Given request
Find the lines holding the string "Secretary" in the data, then copy all of them.

Task data
===============
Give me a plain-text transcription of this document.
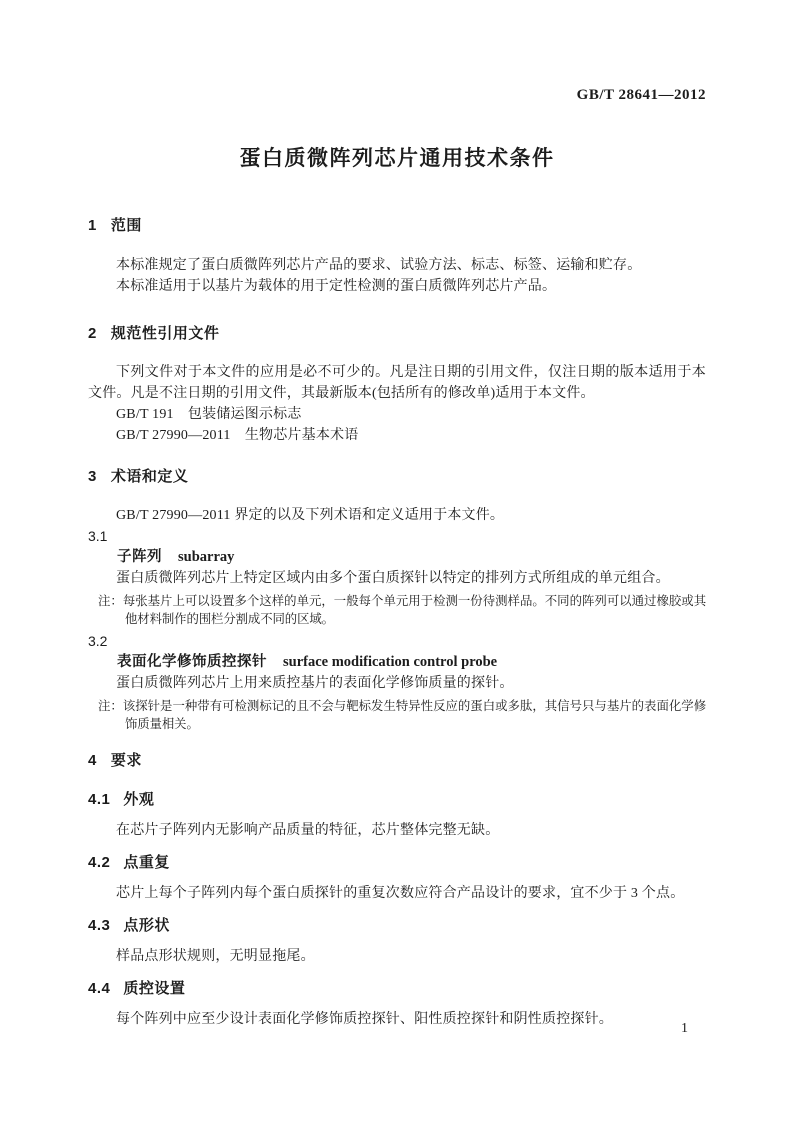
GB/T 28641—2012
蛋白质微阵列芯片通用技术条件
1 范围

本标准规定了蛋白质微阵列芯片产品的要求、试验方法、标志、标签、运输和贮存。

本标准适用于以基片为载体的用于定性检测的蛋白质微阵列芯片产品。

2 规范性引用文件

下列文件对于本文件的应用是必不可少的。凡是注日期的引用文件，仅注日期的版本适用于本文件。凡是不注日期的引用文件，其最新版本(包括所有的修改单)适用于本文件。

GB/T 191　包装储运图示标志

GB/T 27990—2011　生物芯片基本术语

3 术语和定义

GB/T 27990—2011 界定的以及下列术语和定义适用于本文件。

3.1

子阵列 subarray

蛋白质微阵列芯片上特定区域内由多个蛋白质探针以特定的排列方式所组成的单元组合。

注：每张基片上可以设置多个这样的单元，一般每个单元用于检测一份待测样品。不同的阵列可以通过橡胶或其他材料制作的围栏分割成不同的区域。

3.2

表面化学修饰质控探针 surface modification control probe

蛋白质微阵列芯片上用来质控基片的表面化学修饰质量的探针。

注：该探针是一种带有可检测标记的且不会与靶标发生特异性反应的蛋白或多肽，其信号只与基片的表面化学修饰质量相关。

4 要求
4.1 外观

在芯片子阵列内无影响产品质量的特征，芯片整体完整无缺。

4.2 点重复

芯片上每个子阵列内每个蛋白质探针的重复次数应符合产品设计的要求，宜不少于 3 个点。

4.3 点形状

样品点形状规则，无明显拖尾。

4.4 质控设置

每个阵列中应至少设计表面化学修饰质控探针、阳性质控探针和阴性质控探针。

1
===============
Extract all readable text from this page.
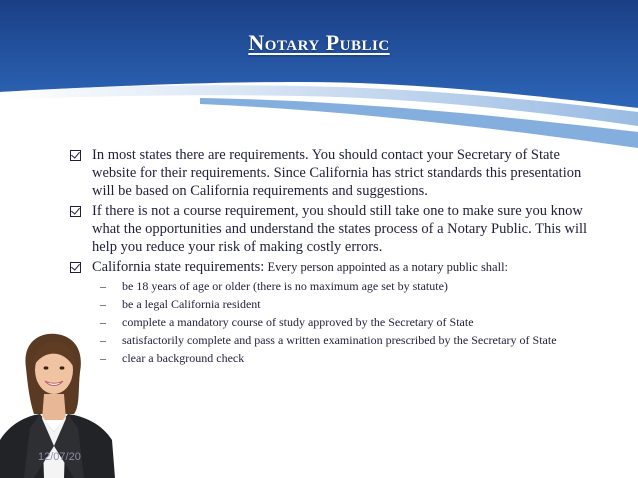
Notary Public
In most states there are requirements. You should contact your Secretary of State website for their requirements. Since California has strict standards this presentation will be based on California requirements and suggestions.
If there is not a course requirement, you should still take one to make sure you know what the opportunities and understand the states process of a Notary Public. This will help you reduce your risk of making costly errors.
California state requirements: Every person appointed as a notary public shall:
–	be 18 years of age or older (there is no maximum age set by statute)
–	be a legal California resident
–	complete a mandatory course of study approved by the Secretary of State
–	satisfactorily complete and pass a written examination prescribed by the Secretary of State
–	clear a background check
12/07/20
===============
Solution
In most states there are requirements. You should contact your Secretary of State website for their requirements. Since California has strict standards this presentation will be based on California requirements and suggestions.
–	complete a mandatory course of study approved by the Secretary of State
–	satisfactorily complete and pass a written examination prescribed by the Secretary of State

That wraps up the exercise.